* Verilen metin
+===+

Kitap: FETİH Bölüm: FETİH001 Kitap Sayfa: FETİHNAME
FÂTİHİN FETİHNÂMESİ
Yörünge dergisi Mayıs 1991
Cuma dergisi 28 Mayıs 1993 sayı 148
Milli Gazete 28 Mayıs Pazrts 2001
"Fetihnâme": Müslüman devlet başkanlarının bir yerin fethinden sonra Rabbine hamd ederek sevincini dost devlet başkanlarıyla paylaşmak, düşman devlet başkanlarının yüreğine korku salmak için yazdığı mektuba denir.
Tercümesini sunduğumuz bu metin, Fatih Sultan Mehmet"in, Mısır azizi Esbal (İnal) Şah"a yazdığı fetihnâmedir.
Ünlü tarihçi Mehmet Mazhar Fevzi efendi "Haber-i sahih" isimli üç ciltlik eserinde Arapça orijinalini on sayfa halinde yayınlamış (sayfa 291-300 Şark matbaası 1291) Bu on sayfayı iki sayfada Türkçe"ye özetlemiş. Ahmet Muhtar Paşa "Feth-i Celil-i Konstaniyye" isimli eserinin 289-290. Sayfalarında Arapça ve Türkçe özetleyerek vermiş. Öyle zannediyorum ki, mektubun (giriş kısmı hariç) tam metninin tercümesi ilk defa tarafımızdan sunulmaktadır. Ben bu tercemeyi, Mayıs 1991 yılında Yörünge dergisinde, Cuma dergisi 28Mayıs1993 sayı 148 ve 28 Mayıs Pazrts 2001 tarihli Milli Gazete"de yayınladıktan sonra Üniversitede öğretim üyesi olan bir dostum, bu "Fetihnâme"nin Prof.Toktamış Ateş"in babası Ahmet Ateş bey tarafından terceme edildiğini ve İst. Ünv. Ed. Fak. Tarih dergisi cilt 4 sayı 7 tarih 1953 de yayınlandığını haber verdi ve dergiyi de getirdi.)

+===+

* Yazılı görev 1
Fetihnâme hakkındaki metnin "Ünlü tarihçi Mehmet" ile başlayıp "dergiyi de getirdi.)" ile biten bölümünü, "Ahmet Muhtar Paşa" ifadesini "Ahmed Muhtar Paşa" ile değiştirerek yeniden yazın.
* Yazılı görev 2
Fetihnâme hakkındaki metni kaldığı yerden sürdürün.
Satırlar, metinden bağımsız ayrı bir malzemedir.

* Toplanan veriler
+===+

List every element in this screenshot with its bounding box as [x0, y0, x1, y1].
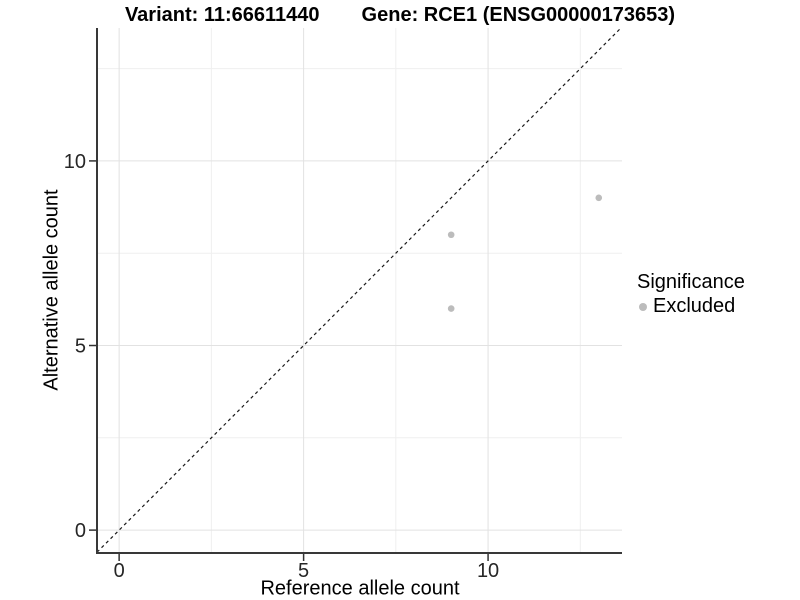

+===+

* Alıştırma yanıtı 1
Ünlü tarihçi Mehmet Mazhar Fevzi efendi "Haber-i sahih" isimli üç ciltlik eserinde Arapça orijinalini on sayfa halinde yayınlamış (sayfa 291-300 Şark matbaası 1291) Bu on sayfayı iki sayfada Türkçe"ye özetlemiş. Ahmed Muhtar Paşa "Feth-i Celil-i Konstaniyye" isimli eserinin 289-290. Sayfalarında Arapça ve Türkçe özetleyerek vermiş. Öyle zannediyorum ki, mektubun (giriş kısmı hariç) tam metninin tercümesi ilk defa tarafımızdan sunulmaktadır. Ben bu tercemeyi, Mayıs 1991 yılında Yörünge dergisinde, Cuma dergisi 28Mayıs1993 sayı 148 ve 28 Mayıs Pazrts 2001 tarihli Milli Gazete"de yayınladıktan sonra Üniversitede öğretim üyesi olan bir dostum, bu "Fetihnâme"nin Prof.Toktamış Ateş"in babası Ahmet Ateş bey tarafından terceme edildiğini ve İst. Ünv. Ed. Fak. Tarih dergisi cilt 4 sayı 7 tarih 1953 de yayınlandığını haber verdi ve dergiyi de getirdi.)

* Alıştırma yanıtı 2
Mektubu tercüme etmekteki gayem, tarihi bir vesikayı yayınlamaktan ziyade, Müslüman mektup yazarken, makale yazarken konferans verirken "Sezar"ın yaptığı, Çiçero"nun dediği, Aristo"nun söylediği Konfüçyüs"ün buyurduğu gibi" cümleler kullanmak yerine Allah (c.c.)ın dediği, Peygamber efendimizin yaptığı, Ali"nin (r.a.)vurduğu gibi cümleler aktararak konuşmaya veya makale yazmaya örnek olması içindir.
İyi bir ailede yetişen Müslüman, domuzu görünce nasıl ikrah ediyorsa, Müslüman"ın dışındaki kafirleri görünce daha fazla ikrah etmesi gerekir. Çünkü Rabbimiz imanla gönlümüzü süslemiş, küfrü, fasıklığı ve isyanı kerih göstermiştir. (Hucurat suresi 8)
Fatih Sultan Mehmet Konstantiniyye halkından, Tekfurlarından ve papazlarından bahsederken, "pis, alçak, mel"un, inat" kelimelerini öylesine kullanmış ki, sanki onları görünce içi dışına çıkacakmış gibi geliyor. Ve İstanbul"u onlardan temizlediği için Allah"a hamdediyor.
Günümüzde kendisine gelen emirnameyi "Filanca kafir bana mektup göndermiş" diye hava atanların balonlarına iğne olur ümidi ile tercüme olundu.
(Allah"a hamd, Rasulüne salat, Fatih"in lakapları sayıldıktan sonra fetihnâmenin metni)
Allah yolunda cihad yapmak "Ayıplayanların ayıplamasından korkmamak (Maide 54) şanlı ecdadımızın güzel adetlerinden idi.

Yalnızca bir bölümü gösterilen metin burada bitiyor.